This panorama shot is a little deceiving. Straighten out the beach and the lounges and you get a more accurate picture. As you can see, the beach isn’t such a big secret, either, but it might as well be if you’re the type who believes what they read in mainstream blogs and publications.

white rabbit menu

After I wrote The Mellow Side of Ochheuteal Beach, a local complained that she wished I hadn’t published it. I assured her that most backpackers didn’t visit my site, so the secret was safe. Just to be on the safe side, I’m not going to reveal where this beach is. The photo should make it obvious, but finding the entrance to the beach isn’t so obvious. I’ll give you a hint, though. I took the photo a few days ago when the wind was blowing hard on other beaches in Sihanoukville. This one was sheltered from the prevailing wind. I hung out at White Rabbit and enjoyed lunch and coffee between swims and reading. The weather took a turn for the worse in the afternoon, but the couple of hours I spent at the beach made my weekend complete. I’d just spent a marathon week of work and needed a break.
···
**Exercise 1:** Extract the rows from the first one through the line that contains "x-axis-symbol: r bbox=[2099, 1537, 2124, 1607]", keeping both of those lines and each line unchanged.
The passage about the beach has no connection to the rows that come after it.
···
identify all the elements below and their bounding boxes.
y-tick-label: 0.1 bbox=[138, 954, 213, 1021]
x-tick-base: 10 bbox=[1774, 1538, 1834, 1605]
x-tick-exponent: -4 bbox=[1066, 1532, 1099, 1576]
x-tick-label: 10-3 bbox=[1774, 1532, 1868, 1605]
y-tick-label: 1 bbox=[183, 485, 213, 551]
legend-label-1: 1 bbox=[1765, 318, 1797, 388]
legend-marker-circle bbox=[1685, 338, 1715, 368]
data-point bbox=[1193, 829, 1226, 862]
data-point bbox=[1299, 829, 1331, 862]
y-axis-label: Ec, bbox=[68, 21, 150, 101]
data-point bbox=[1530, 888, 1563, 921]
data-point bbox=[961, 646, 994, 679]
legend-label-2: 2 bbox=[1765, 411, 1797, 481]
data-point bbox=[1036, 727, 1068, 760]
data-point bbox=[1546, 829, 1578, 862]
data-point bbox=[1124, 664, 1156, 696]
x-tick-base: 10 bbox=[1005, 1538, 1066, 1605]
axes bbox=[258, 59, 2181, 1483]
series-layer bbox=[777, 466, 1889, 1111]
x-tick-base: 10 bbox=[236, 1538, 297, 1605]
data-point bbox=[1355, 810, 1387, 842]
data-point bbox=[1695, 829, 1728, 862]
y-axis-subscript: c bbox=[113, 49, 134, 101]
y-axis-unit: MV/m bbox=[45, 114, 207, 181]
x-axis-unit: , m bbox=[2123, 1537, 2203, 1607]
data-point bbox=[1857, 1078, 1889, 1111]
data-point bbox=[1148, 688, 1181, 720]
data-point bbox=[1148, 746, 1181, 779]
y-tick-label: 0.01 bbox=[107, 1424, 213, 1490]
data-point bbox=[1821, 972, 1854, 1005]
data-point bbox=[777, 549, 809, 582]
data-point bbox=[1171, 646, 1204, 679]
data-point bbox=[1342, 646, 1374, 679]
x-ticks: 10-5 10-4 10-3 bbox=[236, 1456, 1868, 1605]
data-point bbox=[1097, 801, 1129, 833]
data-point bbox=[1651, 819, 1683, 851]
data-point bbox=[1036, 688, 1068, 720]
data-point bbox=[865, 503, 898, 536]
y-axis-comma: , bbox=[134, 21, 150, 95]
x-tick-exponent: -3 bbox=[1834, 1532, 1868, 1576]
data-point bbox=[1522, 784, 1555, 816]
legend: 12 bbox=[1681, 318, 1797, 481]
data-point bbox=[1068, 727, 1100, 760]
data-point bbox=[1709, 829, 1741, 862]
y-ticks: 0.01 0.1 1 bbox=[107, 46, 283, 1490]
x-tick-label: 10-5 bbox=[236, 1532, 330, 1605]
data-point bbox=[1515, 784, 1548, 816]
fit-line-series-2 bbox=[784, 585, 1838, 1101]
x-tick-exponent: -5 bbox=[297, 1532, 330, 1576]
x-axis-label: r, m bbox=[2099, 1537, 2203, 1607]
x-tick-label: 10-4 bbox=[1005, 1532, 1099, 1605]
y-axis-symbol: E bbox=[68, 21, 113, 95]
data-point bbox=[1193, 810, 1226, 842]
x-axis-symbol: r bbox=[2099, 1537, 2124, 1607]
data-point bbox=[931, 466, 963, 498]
···
**Exercise 2:** Copy the entire beach passage word for word.

**Complete output 1:**
identify all the elements below and their bounding boxes.
y-tick-label: 0.1 bbox=[138, 954, 213, 1021]
x-tick-base: 10 bbox=[1774, 1538, 1834, 1605]
x-tick-exponent: -4 bbox=[1066, 1532, 1099, 1576]
x-tick-label: 10-3 bbox=[1774, 1532, 1868, 1605]
y-tick-label: 1 bbox=[183, 485, 213, 551]
legend-label-1: 1 bbox=[1765, 318, 1797, 388]
legend-marker-circle bbox=[1685, 338, 1715, 368]
data-point bbox=[1193, 829, 1226, 862]
data-point bbox=[1299, 829, 1331, 862]
y-axis-label: Ec, bbox=[68, 21, 150, 101]
data-point bbox=[1530, 888, 1563, 921]
data-point bbox=[961, 646, 994, 679]
legend-label-2: 2 bbox=[1765, 411, 1797, 481]
data-point bbox=[1036, 727, 1068, 760]
data-point bbox=[1546, 829, 1578, 862]
data-point bbox=[1124, 664, 1156, 696]
x-tick-base: 10 bbox=[1005, 1538, 1066, 1605]
axes bbox=[258, 59, 2181, 1483]
series-layer bbox=[777, 466, 1889, 1111]
x-tick-base: 10 bbox=[236, 1538, 297, 1605]
data-point bbox=[1355, 810, 1387, 842]
data-point bbox=[1695, 829, 1728, 862]
y-axis-subscript: c bbox=[113, 49, 134, 101]
y-axis-unit: MV/m bbox=[45, 114, 207, 181]
x-axis-unit: , m bbox=[2123, 1537, 2203, 1607]
data-point bbox=[1857, 1078, 1889, 1111]
data-point bbox=[1148, 688, 1181, 720]
data-point bbox=[1148, 746, 1181, 779]
y-tick-label: 0.01 bbox=[107, 1424, 213, 1490]
data-point bbox=[1821, 972, 1854, 1005]
data-point bbox=[777, 549, 809, 582]
data-point bbox=[1171, 646, 1204, 679]
data-point bbox=[1342, 646, 1374, 679]
x-ticks: 10-5 10-4 10-3 bbox=[236, 1456, 1868, 1605]
data-point bbox=[1097, 801, 1129, 833]
data-point bbox=[1651, 819, 1683, 851]
data-point bbox=[1036, 688, 1068, 720]
data-point bbox=[865, 503, 898, 536]
y-axis-comma: , bbox=[134, 21, 150, 95]
x-tick-exponent: -3 bbox=[1834, 1532, 1868, 1576]
data-point bbox=[1522, 784, 1555, 816]
legend: 12 bbox=[1681, 318, 1797, 481]
data-point bbox=[1068, 727, 1100, 760]
data-point bbox=[1709, 829, 1741, 862]
y-ticks: 0.01 0.1 1 bbox=[107, 46, 283, 1490]
x-tick-label: 10-5 bbox=[236, 1532, 330, 1605]
data-point bbox=[1515, 784, 1548, 816]
fit-line-series-2 bbox=[784, 585, 1838, 1101]
x-tick-exponent: -5 bbox=[297, 1532, 330, 1576]
x-axis-label: r, m bbox=[2099, 1537, 2203, 1607]
x-tick-label: 10-4 bbox=[1005, 1532, 1099, 1605]
y-axis-symbol: E bbox=[68, 21, 113, 95]
data-point bbox=[1193, 810, 1226, 842]
x-axis-symbol: r bbox=[2099, 1537, 2124, 1607]

**Complete output 2:**
This panorama shot is a little deceiving. Straighten out the beach and the lounges and you get a more accurate picture. As you can see, the beach isn’t such a big secret, either, but it might as well be if you’re the type who believes what they read in mainstream blogs and publications.

white rabbit menu

After I wrote The Mellow Side of Ochheuteal Beach, a local complained that she wished I hadn’t published it. I assured her that most backpackers didn’t visit my site, so the secret was safe. Just to be on the safe side, I’m not going to reveal where this beach is. The photo should make it obvious, but finding the entrance to the beach isn’t so obvious. I’ll give you a hint, though. I took the photo a few days ago when the wind was blowing hard on other beaches in Sihanoukville. This one was sheltered from the prevailing wind. I hung out at White Rabbit and enjoyed lunch and coffee between swims and reading. The weather took a turn for the worse in the afternoon, but the couple of hours I spent at the beach made my weekend complete. I’d just spent a marathon week of work and needed a break.